=== Stated goal ===
Will you output all of the data below exactly, omitting the images?

=== Data shown ===
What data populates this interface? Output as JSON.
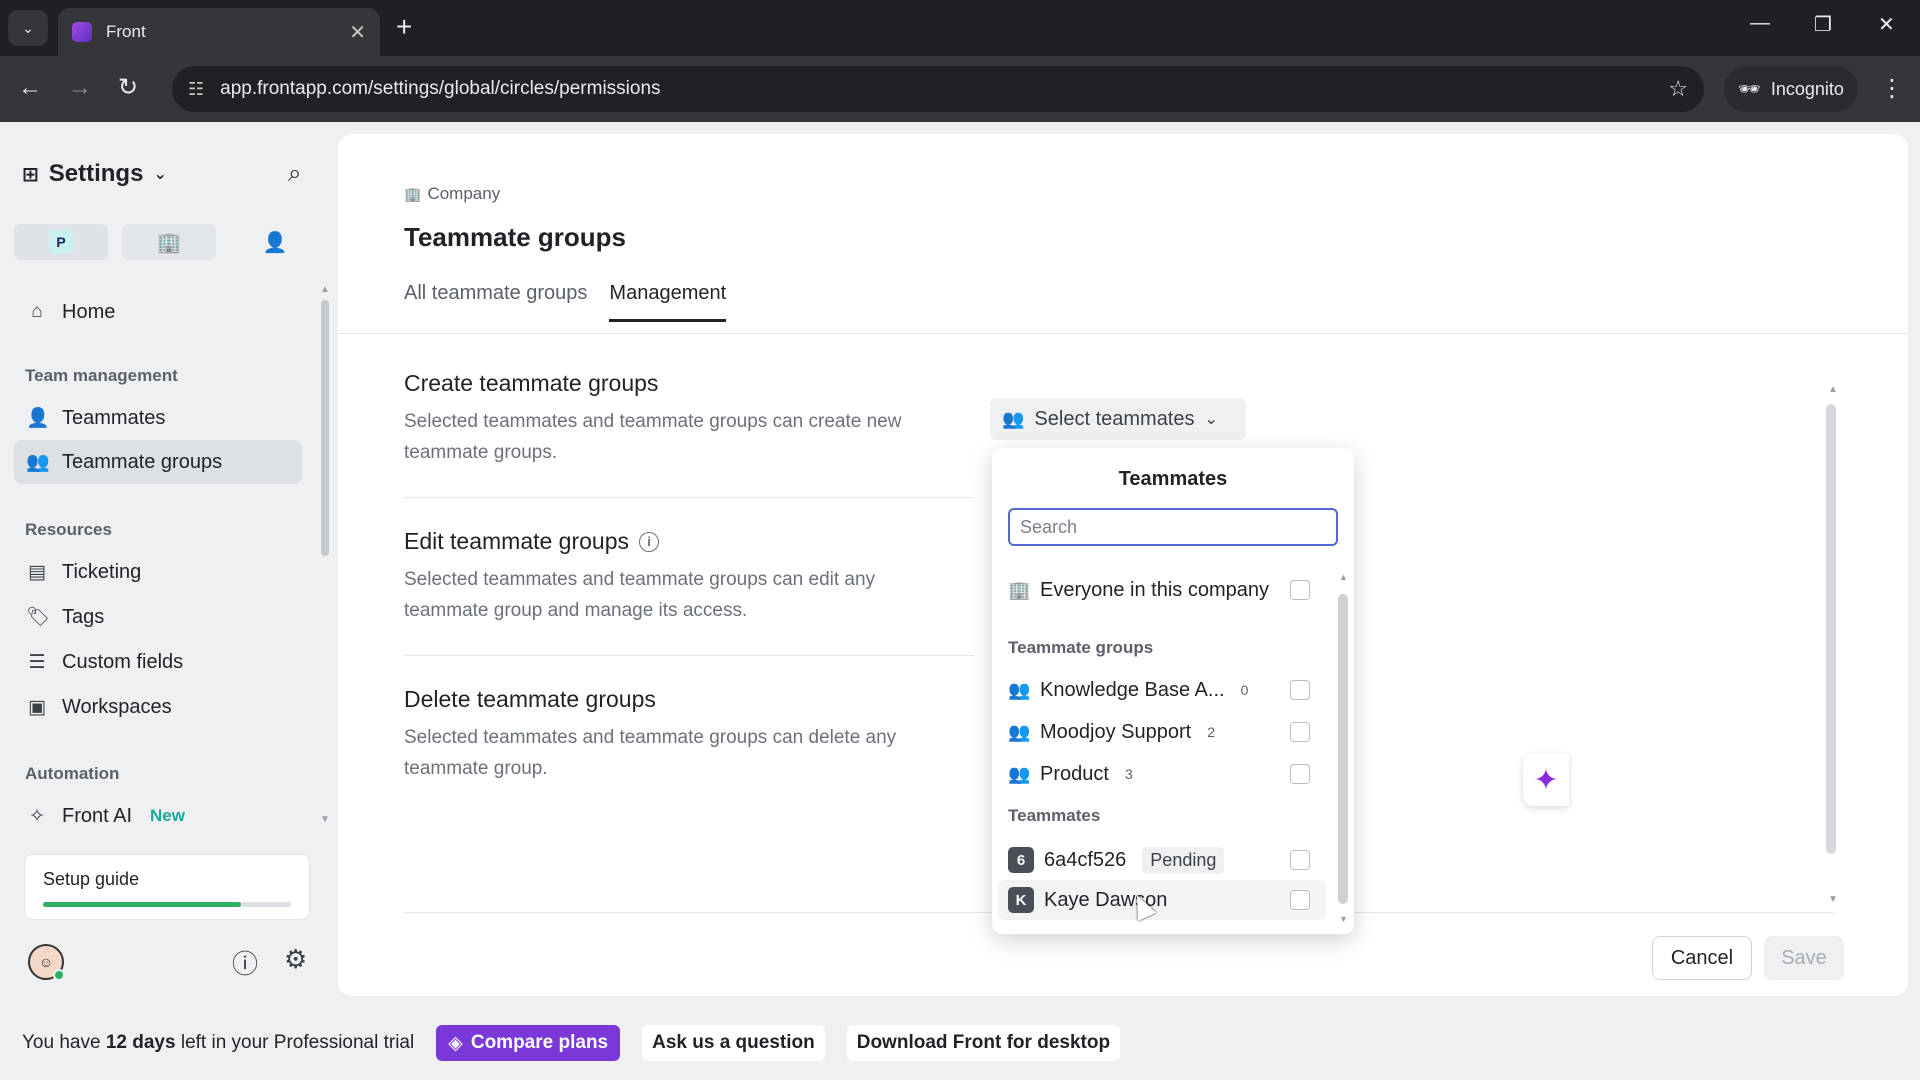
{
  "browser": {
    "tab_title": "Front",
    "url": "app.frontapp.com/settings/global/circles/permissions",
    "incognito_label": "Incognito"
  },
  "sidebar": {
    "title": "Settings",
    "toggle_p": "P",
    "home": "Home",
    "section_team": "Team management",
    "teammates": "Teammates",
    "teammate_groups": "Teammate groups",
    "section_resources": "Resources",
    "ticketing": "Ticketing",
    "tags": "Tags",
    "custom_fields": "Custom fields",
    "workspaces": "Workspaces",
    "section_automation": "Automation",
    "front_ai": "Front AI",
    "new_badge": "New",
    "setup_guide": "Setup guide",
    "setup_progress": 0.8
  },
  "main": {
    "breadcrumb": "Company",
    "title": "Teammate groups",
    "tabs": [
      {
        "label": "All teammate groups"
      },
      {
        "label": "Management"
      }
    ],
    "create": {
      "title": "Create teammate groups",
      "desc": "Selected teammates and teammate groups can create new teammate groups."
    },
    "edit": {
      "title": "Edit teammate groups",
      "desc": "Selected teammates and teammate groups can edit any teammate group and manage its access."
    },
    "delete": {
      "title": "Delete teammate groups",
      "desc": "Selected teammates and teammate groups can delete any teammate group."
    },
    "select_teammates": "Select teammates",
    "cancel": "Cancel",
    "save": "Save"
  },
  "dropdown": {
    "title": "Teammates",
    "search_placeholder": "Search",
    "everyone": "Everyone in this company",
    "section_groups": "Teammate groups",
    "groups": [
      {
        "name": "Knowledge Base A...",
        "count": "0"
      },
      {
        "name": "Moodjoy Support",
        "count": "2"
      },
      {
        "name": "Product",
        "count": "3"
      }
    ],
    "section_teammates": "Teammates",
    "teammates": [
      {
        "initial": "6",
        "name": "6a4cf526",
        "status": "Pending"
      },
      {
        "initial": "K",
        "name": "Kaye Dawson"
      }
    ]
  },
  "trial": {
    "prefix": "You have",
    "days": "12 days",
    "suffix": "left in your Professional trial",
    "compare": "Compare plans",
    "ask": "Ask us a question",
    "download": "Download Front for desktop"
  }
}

=== Answer below ===
What data populates this interface? Output as JSON.
{
  "browser": {
    "tab_title": "Front",
    "url": "app.frontapp.com/settings/global/circles/permissions",
    "incognito_label": "Incognito"
  },
  "sidebar": {
    "title": "Settings",
    "toggle_p": "P",
    "home": "Home",
    "section_team": "Team management",
    "teammates": "Teammates",
    "teammate_groups": "Teammate groups",
    "section_resources": "Resources",
    "ticketing": "Ticketing",
    "tags": "Tags",
    "custom_fields": "Custom fields",
    "workspaces": "Workspaces",
    "section_automation": "Automation",
    "front_ai": "Front AI",
    "new_badge": "New",
    "setup_guide": "Setup guide",
    "setup_progress": 0.8
  },
  "main": {
    "breadcrumb": "Company",
    "title": "Teammate groups",
    "tabs": [
      {
        "label": "All teammate groups"
      },
      {
        "label": "Management"
      }
    ],
    "create": {
      "title": "Create teammate groups",
      "desc": "Selected teammates and teammate groups can create new teammate groups."
    },
    "edit": {
      "title": "Edit teammate groups",
      "desc": "Selected teammates and teammate groups can edit any teammate group and manage its access."
    },
    "delete": {
      "title": "Delete teammate groups",
      "desc": "Selected teammates and teammate groups can delete any teammate group."
    },
    "select_teammates": "Select teammates",
    "cancel": "Cancel",
    "save": "Save"
  },
  "dropdown": {
    "title": "Teammates",
    "search_placeholder": "Search",
    "everyone": "Everyone in this company",
    "section_groups": "Teammate groups",
    "groups": [
      {
        "name": "Knowledge Base A...",
        "count": "0"
      },
      {
        "name": "Moodjoy Support",
        "count": "2"
      },
      {
        "name": "Product",
        "count": "3"
      }
    ],
    "section_teammates": "Teammates",
    "teammates": [
      {
        "initial": "6",
        "name": "6a4cf526",
        "status": "Pending"
      },
      {
        "initial": "K",
        "name": "Kaye Dawson"
      }
    ]
  },
  "trial": {
    "prefix": "You have",
    "days": "12 days",
    "suffix": "left in your Professional trial",
    "compare": "Compare plans",
    "ask": "Ask us a question",
    "download": "Download Front for desktop"
  }
}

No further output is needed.